§ **GOAL OF THE EXERCISE**: Report every line from the material that contains the word "cost".

(Records from a data source)
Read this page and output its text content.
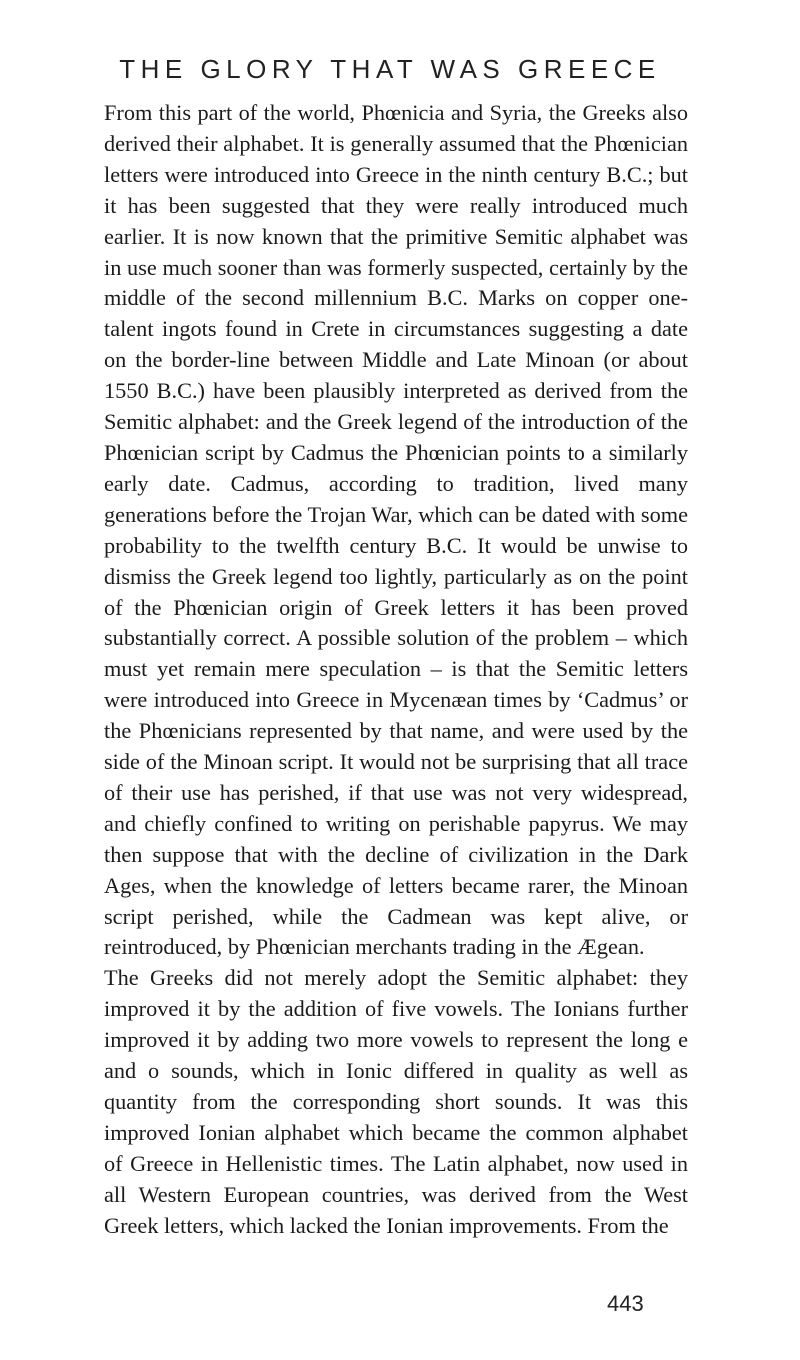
THE GLORY THAT WAS GREECE

From this part of the world, Phœnicia and Syria, the Greeks also derived their alphabet. It is generally assumed that the Phœnician letters were introduced into Greece in the ninth century B.C.; but it has been suggested that they were really introduced much earlier. It is now known that the primitive Semitic alphabet was in use much sooner than was formerly suspected, certainly by the middle of the second millennium B.C. Marks on copper one-talent ingots found in Crete in circumstances suggesting a date on the border-line between Middle and Late Minoan (or about 1550 B.C.) have been plausibly interpreted as derived from the Semitic alphabet: and the Greek legend of the introduction of the Phœnician script by Cadmus the Phœnician points to a similarly early date. Cadmus, according to tradition, lived many generations before the Trojan War, which can be dated with some probability to the twelfth century B.C. It would be unwise to dismiss the Greek legend too lightly, particularly as on the point of the Phœnician origin of Greek letters it has been proved substantially correct. A possible solution of the problem – which must yet remain mere speculation – is that the Semitic letters were introduced into Greece in Mycenæan times by ‘Cadmus’ or the Phœnicians represented by that name, and were used by the side of the Minoan script. It would not be surprising that all trace of their use has perished, if that use was not very widespread, and chiefly confined to writing on perishable papyrus. We may then suppose that with the decline of civilization in the Dark Ages, when the knowledge of letters became rarer, the Minoan script perished, while the Cadmean was kept alive, or reintroduced, by Phœnician merchants trading in the Ægean.

The Greeks did not merely adopt the Semitic alphabet: they improved it by the addition of five vowels. The Ionians further improved it by adding two more vowels to represent the long e and o sounds, which in Ionic differed in quality as well as quantity from the corresponding short sounds. It was this improved Ionian alphabet which became the common alphabet of Greece in Hellenistic times. The Latin alphabet, now used in all Western European countries, was derived from the West Greek letters, which lacked the Ionian improvements. From the

443
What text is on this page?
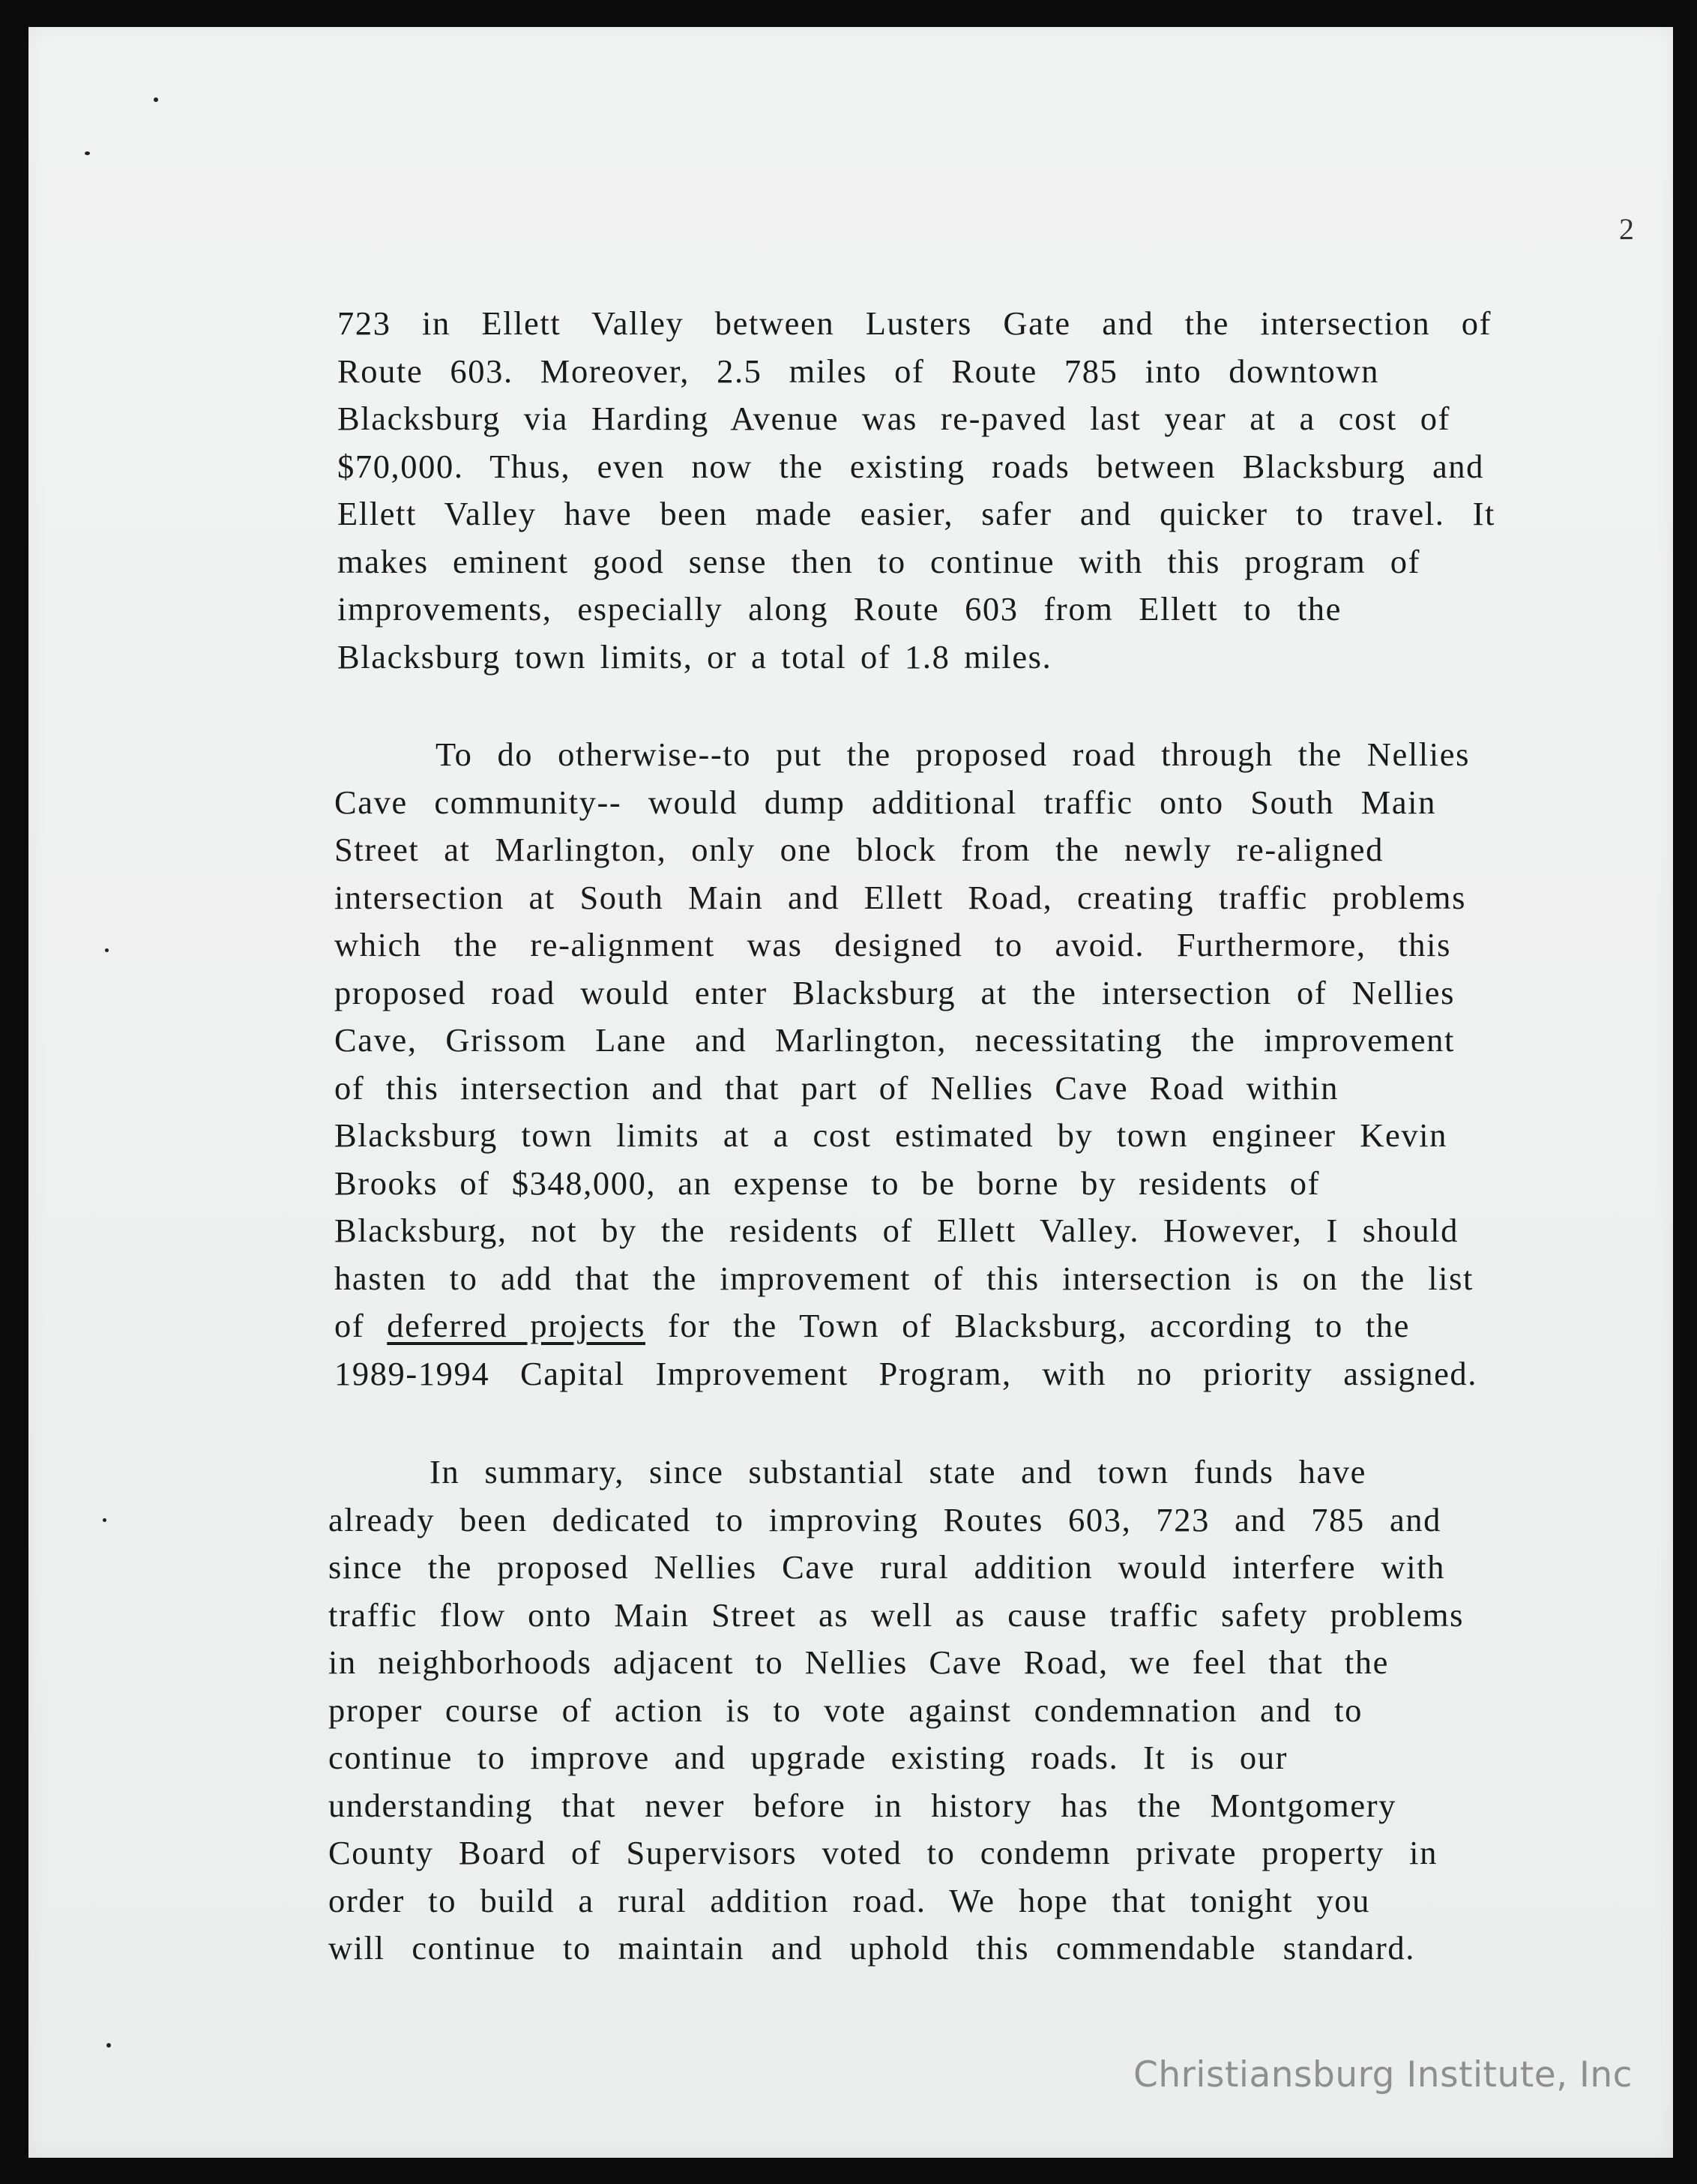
2
723 in Ellett Valley between Lusters Gate and the intersection of
Route 603. Moreover, 2.5 miles of Route 785 into downtown
Blacksburg via Harding Avenue was re-paved last year at a cost of
$70,000. Thus, even now the existing roads between Blacksburg and
Ellett Valley have been made easier, safer and quicker to travel. It
makes eminent good sense then to continue with this program of
improvements, especially along Route 603 from Ellett to the
Blacksburg town limits, or a total of 1.8 miles.
To do otherwise--to put the proposed road through the Nellies
Cave community-- would dump additional traffic onto South Main
Street at Marlington, only one block from the newly re-aligned
intersection at South Main and Ellett Road, creating traffic problems
which the re-alignment was designed to avoid. Furthermore, this
proposed road would enter Blacksburg at the intersection of Nellies
Cave, Grissom Lane and Marlington, necessitating the improvement
of this intersection and that part of Nellies Cave Road within
Blacksburg town limits at a cost estimated by town engineer Kevin
Brooks of $348,000, an expense to be borne by residents of
Blacksburg, not by the residents of Ellett Valley. However, I should
hasten to add that the improvement of this intersection is on the list
of deferred projects for the Town of Blacksburg, according to the
1989-1994 Capital Improvement Program, with no priority assigned.
In summary, since substantial state and town funds have
already been dedicated to improving Routes 603, 723 and 785 and
since the proposed Nellies Cave rural addition would interfere with
traffic flow onto Main Street as well as cause traffic safety problems
in neighborhoods adjacent to Nellies Cave Road, we feel that the
proper course of action is to vote against condemnation and to
continue to improve and upgrade existing roads. It is our
understanding that never before in history has the Montgomery
County Board of Supervisors voted to condemn private property in
order to build a rural addition road. We hope that tonight you
will continue to maintain and uphold this commendable standard.
Christiansburg Institute, Inc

§ **RESPONSE TO THE TASK**:
Blacksburg via Harding Avenue was re-paved last year at a cost of
Blacksburg town limits at a cost estimated by town engineer Kevin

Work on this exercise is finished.